TASK DIRECTIONS
Go through the material below and copy each line where the word "nStatistically" appears.
——
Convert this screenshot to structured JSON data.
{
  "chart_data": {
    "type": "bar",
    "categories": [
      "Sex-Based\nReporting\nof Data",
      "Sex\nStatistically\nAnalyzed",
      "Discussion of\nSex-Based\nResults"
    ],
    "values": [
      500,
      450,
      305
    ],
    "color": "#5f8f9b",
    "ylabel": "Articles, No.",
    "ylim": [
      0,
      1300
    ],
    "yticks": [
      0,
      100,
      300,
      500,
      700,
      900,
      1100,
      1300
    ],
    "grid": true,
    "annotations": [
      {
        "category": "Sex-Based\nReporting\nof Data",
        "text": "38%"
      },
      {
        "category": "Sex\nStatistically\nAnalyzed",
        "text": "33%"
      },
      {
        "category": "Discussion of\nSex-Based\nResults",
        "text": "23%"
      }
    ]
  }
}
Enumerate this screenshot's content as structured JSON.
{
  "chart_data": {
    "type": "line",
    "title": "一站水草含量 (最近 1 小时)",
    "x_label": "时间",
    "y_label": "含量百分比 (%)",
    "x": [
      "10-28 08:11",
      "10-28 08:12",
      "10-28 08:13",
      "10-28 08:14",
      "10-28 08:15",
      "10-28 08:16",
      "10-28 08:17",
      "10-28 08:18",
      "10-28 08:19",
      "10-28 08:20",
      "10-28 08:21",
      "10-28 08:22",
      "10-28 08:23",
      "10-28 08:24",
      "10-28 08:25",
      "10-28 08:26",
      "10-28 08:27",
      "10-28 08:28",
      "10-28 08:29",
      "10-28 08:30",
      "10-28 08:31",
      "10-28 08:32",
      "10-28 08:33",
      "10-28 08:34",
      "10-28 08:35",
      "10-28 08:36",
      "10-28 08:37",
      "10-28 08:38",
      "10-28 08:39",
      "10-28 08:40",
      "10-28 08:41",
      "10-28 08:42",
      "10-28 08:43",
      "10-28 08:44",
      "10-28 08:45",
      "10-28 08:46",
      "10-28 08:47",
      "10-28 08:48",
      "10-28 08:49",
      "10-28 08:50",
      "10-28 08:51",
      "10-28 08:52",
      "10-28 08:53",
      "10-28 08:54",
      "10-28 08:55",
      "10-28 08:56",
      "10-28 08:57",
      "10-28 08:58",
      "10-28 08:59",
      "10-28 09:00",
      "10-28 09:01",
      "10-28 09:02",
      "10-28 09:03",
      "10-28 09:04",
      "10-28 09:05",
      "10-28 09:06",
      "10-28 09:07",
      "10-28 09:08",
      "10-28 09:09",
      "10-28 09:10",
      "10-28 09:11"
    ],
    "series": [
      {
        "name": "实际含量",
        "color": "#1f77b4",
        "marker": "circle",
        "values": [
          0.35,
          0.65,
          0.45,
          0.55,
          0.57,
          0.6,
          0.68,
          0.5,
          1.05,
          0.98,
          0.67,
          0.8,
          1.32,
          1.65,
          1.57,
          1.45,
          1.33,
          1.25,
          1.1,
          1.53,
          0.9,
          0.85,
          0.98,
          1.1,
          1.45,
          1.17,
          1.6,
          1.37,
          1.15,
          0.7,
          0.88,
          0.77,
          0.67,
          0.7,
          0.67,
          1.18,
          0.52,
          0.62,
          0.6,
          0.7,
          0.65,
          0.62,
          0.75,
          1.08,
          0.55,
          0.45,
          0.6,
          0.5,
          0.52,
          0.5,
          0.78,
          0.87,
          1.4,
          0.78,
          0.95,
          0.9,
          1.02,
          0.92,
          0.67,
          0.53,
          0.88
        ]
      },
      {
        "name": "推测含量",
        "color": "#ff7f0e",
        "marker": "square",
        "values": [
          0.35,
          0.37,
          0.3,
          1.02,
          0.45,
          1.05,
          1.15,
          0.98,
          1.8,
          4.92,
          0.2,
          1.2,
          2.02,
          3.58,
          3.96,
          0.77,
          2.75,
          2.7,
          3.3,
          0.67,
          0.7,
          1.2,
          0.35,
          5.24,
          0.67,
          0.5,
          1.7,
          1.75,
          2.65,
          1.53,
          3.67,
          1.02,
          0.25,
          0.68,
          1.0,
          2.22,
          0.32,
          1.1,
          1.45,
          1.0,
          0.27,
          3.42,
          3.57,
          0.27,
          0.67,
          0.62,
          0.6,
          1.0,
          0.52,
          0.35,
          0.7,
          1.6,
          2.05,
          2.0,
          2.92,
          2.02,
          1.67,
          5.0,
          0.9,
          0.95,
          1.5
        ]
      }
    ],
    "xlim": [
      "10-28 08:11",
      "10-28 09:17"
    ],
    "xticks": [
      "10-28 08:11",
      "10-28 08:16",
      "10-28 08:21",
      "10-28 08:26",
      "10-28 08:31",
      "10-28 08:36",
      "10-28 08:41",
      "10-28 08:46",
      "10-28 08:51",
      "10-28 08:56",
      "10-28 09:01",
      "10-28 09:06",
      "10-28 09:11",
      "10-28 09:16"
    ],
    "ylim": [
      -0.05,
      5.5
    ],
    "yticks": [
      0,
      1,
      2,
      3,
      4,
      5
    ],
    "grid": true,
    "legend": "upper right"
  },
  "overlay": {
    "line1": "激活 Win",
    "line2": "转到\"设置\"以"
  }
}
——
RESULT FOR THIS TASK
      "Sex\nStatistically\nAnalyzed",
        "category": "Sex\nStatistically\nAnalyzed",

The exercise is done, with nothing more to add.